_Page excerpt_.
The Cooper Companies’ CooperVision unit, the world’s fourth largest contact lens manufacturer, is a leading global supplier of specialty contact lenses. Ocular Sciences, the world’s fifth largest contact lens manufacturer, supplies primarily spherical and daily disposable lenses. If the merger is completed as expected, CooperVision, when combined with Ocular, would become the world’s third largest contact lens company.

 

Information

 

In connection with Cooper’s proposed merger with Ocular Sciences, Cooper has filed with the SEC a registration statement on Form S-4, containing a joint proxy statement/prospectus and other relevant materials. The definitive joint proxy statement/prospectus has been mailed to the stockholders of Cooper and Ocular Sciences. Investors and security holders of Cooper and Ocular Sciences are urged to read the joint proxy statement/prospectus as well as other documents to be filed with the SEC in connection with the acquisition or incorporated by reference in the joint proxy statement/prospectus, because they contain important


information about Cooper, Ocular and the proposed merger. Investors can obtain these documents free of charge at the SEC web site www.sec.gov. In addition, investors and security holders may obtain free copies of the documents filed with the SEC by Cooper by contacting Investor Relations, The Cooper Companies, Inc., 21062 Bake Parkway, Suite 200, Lake Forest, CA 92630, 949-597-4700, ir@coopercos.com. Investors and security holders may obtain free copies of the documents filed with the SEC by Ocular Sciences by contacting EVC Group, Inc, 90 Montgomery Street Suite 1001, San Francisco, CA 94165, 415-896-6820, ocularir@evcgroup.com.

 

Forward-Looking Statements

 

This news release contains “forward-looking statements” as defined by the Private Securities Litigation Reform Act of 1995. These include certain statements about the merger of Ocular Sciences and The Cooper Companies, its expected closing date and the combined company’s expected market position after completion of the merger. Forward-looking statements necessarily depend on assumptions, data or methods that may be incorrect or imprecise and are subject to risks and uncertainties. These include risks related to the inability to obtain, or meet conditions imposed for governmental and other approvals of the proposed merger, including the risk that the Cooper and Ocular businesses will not be integrated successfully; risks related to any uncertainty surrounding the merger, and the costs related to the merger; and the risk that the combined company may fail to realize anticipated benefits from its cost-cutting measures.

_Problems to work on_.
- 1) Reproduce the merger news release verbatim from "The Cooper Companies’" to "contact lens company.".
- 2) Summarize the merger news release in two sentences.

_Data provided_.
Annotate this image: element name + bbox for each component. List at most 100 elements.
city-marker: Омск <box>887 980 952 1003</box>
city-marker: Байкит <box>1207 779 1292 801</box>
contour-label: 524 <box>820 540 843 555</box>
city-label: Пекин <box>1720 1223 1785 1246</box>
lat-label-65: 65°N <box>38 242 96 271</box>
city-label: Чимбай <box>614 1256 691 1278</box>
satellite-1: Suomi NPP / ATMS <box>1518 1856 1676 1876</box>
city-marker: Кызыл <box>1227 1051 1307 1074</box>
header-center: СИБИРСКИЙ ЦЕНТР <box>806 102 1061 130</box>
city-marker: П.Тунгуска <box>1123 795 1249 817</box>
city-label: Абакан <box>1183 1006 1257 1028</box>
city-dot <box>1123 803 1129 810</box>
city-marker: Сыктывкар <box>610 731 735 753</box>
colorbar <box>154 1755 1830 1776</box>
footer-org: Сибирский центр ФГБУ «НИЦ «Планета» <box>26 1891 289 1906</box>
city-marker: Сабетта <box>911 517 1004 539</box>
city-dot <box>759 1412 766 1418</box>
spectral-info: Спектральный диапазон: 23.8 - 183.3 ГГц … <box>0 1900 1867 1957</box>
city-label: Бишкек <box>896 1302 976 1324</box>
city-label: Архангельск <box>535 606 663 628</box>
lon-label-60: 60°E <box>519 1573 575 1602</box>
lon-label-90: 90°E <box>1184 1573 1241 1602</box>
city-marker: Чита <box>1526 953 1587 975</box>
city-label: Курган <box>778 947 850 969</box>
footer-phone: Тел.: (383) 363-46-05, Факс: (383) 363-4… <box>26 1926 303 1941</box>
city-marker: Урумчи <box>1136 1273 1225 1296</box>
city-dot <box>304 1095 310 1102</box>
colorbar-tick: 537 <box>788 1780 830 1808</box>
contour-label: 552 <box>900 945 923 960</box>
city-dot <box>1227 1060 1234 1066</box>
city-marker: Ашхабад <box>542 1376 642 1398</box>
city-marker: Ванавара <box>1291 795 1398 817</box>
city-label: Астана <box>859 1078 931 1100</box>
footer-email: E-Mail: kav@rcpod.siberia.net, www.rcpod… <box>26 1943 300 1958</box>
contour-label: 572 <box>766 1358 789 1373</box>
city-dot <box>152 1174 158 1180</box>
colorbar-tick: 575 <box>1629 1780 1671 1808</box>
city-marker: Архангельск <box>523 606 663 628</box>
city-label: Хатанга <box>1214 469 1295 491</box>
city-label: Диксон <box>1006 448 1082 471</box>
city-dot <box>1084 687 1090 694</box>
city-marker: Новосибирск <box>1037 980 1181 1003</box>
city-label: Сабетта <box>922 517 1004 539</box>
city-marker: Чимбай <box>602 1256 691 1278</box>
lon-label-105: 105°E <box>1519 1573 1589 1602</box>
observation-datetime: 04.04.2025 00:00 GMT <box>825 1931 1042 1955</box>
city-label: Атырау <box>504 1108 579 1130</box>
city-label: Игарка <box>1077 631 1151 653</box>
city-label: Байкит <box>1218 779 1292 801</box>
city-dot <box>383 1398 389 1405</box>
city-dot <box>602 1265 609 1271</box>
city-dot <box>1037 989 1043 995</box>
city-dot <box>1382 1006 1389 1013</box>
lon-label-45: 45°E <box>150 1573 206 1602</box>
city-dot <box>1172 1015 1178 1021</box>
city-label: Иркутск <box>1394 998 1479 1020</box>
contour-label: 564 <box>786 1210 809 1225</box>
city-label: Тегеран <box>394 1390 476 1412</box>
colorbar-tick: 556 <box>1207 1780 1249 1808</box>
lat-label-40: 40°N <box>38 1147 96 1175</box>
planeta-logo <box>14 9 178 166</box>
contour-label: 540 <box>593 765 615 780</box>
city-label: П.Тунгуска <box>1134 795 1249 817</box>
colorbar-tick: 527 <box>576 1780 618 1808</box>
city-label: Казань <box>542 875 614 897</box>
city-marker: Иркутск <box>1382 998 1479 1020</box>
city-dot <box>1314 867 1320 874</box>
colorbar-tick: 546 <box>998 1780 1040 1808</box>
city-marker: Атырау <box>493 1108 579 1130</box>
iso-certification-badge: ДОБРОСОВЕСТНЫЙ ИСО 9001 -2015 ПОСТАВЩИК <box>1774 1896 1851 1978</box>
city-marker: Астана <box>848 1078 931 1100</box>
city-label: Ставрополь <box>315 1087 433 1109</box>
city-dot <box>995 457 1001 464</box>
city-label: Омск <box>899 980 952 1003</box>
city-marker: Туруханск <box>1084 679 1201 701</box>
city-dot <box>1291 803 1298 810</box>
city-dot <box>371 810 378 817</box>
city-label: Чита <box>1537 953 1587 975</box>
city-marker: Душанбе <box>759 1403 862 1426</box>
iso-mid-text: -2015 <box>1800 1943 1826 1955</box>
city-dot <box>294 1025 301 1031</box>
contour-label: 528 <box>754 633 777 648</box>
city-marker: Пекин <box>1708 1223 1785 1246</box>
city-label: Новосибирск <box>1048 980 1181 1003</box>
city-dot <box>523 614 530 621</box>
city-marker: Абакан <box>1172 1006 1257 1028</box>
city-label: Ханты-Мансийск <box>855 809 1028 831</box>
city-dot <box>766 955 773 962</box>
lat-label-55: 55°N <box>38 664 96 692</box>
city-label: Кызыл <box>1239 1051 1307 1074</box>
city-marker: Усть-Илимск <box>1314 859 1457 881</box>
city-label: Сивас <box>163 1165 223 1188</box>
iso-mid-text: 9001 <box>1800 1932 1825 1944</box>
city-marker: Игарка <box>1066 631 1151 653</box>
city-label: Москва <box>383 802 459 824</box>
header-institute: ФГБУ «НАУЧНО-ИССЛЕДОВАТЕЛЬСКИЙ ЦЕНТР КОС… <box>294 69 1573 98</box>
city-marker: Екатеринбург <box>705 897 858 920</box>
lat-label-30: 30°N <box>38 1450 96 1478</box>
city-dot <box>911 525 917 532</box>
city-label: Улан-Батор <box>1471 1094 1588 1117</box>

_Activity answers_.
- 1)
The Cooper Companies’ CooperVision unit, the world’s fourth largest contact lens manufacturer, is a leading global supplier of specialty contact lenses. Ocular Sciences, the world’s fifth largest contact lens manufacturer, supplies primarily spherical and daily disposable lenses. If the merger is completed as expected, CooperVision, when combined with Ocular, would become the world’s third largest contact lens company.

- 2) CooperVision, the world's fourth largest contact lens maker, would become the third largest when combined with Ocular Sciences, the fifth largest, if the merger is completed as expected. Cooper has filed a Form S-4 registration statement containing a joint proxy statement/prospectus that investors can obtain free at the SEC website, and the release states that its forward-looking statements about the merger are subject to risks and uncertainties.